## Given instruction
Exclude the pictures and return every line exactly as written.
--- begin Information given ---
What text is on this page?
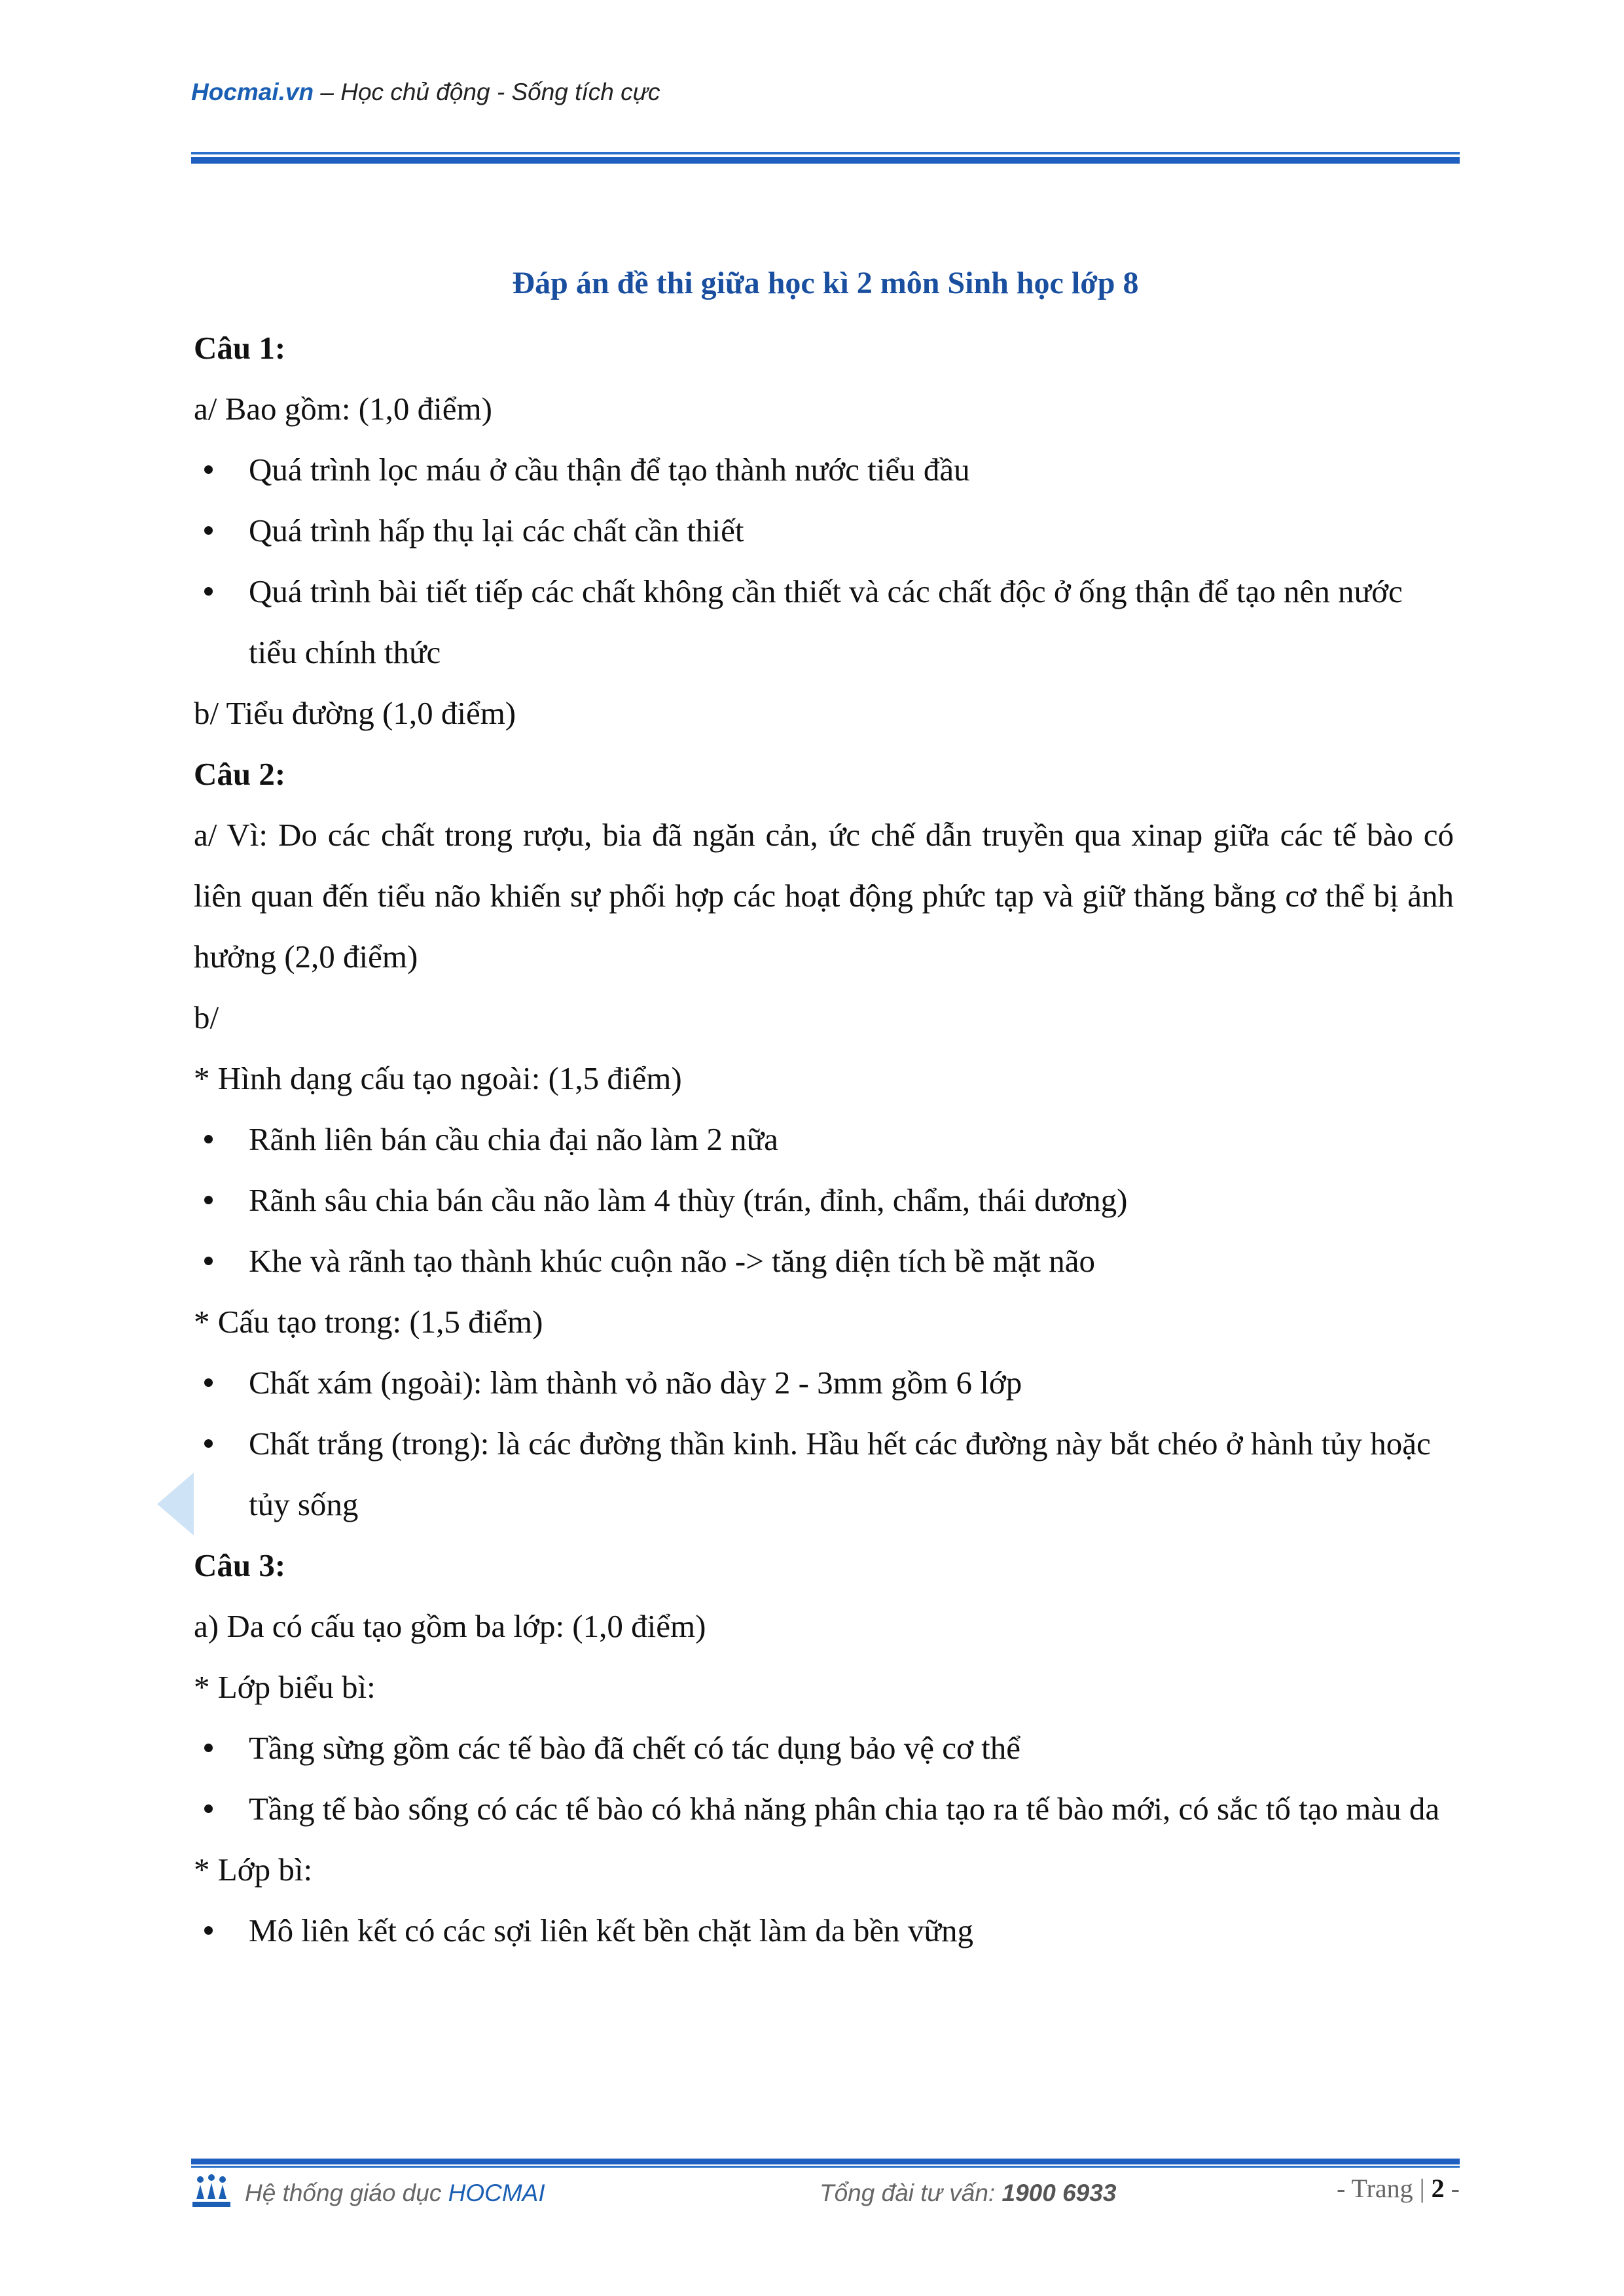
Hocmai.vn – Học chủ động - Sống tích cực
Đáp án đề thi giữa học kì 2 môn Sinh học lớp 8

Câu 1:

a/ Bao gồm: (1,0 điểm)

Quá trình lọc máu ở cầu thận để tạo thành nước tiểu đầu

Quá trình hấp thụ lại các chất cần thiết

Quá trình bài tiết tiếp các chất không cần thiết và các chất độc ở ống thận để tạo nên nước tiểu chính thức

b/ Tiểu đường (1,0 điểm)

Câu 2:

a/ Vì: Do các chất trong rượu, bia đã ngăn cản, ức chế dẫn truyền qua xinap giữa các tế bào có liên quan đến tiểu não khiến sự phối hợp các hoạt động phức tạp và giữ thăng bằng cơ thể bị ảnh hưởng (2,0 điểm)

b/

* Hình dạng cấu tạo ngoài: (1,5 điểm)

Rãnh liên bán cầu chia đại não làm 2 nữa

Rãnh sâu chia bán cầu não làm 4 thùy (trán, đỉnh, chẩm, thái dương)

Khe và rãnh tạo thành khúc cuộn não -> tăng diện tích bề mặt não

* Cấu tạo trong: (1,5 điểm)

Chất xám (ngoài): làm thành vỏ não dày 2 - 3mm gồm 6 lớp

Chất trắng (trong): là các đường thần kinh. Hầu hết các đường này bắt chéo ở hành tủy hoặc tủy sống

Câu 3:

a) Da có cấu tạo gồm ba lớp: (1,0 điểm)

* Lớp biểu bì:

Tầng sừng gồm các tế bào đã chết có tác dụng bảo vệ cơ thể

Tầng tế bào sống có các tế bào có khả năng phân chia tạo ra tế bào mới, có sắc tố tạo màu da

* Lớp bì:

Mô liên kết có các sợi liên kết bền chặt làm da bền vững

Hệ thống giáo dục HOCMAI	Tổng đài tư vấn: 1900 6933	- Trang | 2 -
--- end Information given ---
## Written response
What text is on this page?
Hocmai.vn – Học chủ động - Sống tích cực
Đáp án đề thi giữa học kì 2 môn Sinh học lớp 8

Câu 1:

a/ Bao gồm: (1,0 điểm)

Quá trình lọc máu ở cầu thận để tạo thành nước tiểu đầu

Quá trình hấp thụ lại các chất cần thiết

Quá trình bài tiết tiếp các chất không cần thiết và các chất độc ở ống thận để tạo nên nước tiểu chính thức

b/ Tiểu đường (1,0 điểm)

Câu 2:

a/ Vì: Do các chất trong rượu, bia đã ngăn cản, ức chế dẫn truyền qua xinap giữa các tế bào có liên quan đến tiểu não khiến sự phối hợp các hoạt động phức tạp và giữ thăng bằng cơ thể bị ảnh hưởng (2,0 điểm)

b/

* Hình dạng cấu tạo ngoài: (1,5 điểm)

Rãnh liên bán cầu chia đại não làm 2 nữa

Rãnh sâu chia bán cầu não làm 4 thùy (trán, đỉnh, chẩm, thái dương)

Khe và rãnh tạo thành khúc cuộn não -> tăng diện tích bề mặt não

* Cấu tạo trong: (1,5 điểm)

Chất xám (ngoài): làm thành vỏ não dày 2 - 3mm gồm 6 lớp

Chất trắng (trong): là các đường thần kinh. Hầu hết các đường này bắt chéo ở hành tủy hoặc tủy sống

Câu 3:

a) Da có cấu tạo gồm ba lớp: (1,0 điểm)

* Lớp biểu bì:

Tầng sừng gồm các tế bào đã chết có tác dụng bảo vệ cơ thể

Tầng tế bào sống có các tế bào có khả năng phân chia tạo ra tế bào mới, có sắc tố tạo màu da

* Lớp bì:

Mô liên kết có các sợi liên kết bền chặt làm da bền vững

Hệ thống giáo dục HOCMAI	Tổng đài tư vấn: 1900 6933	- Trang | 2 -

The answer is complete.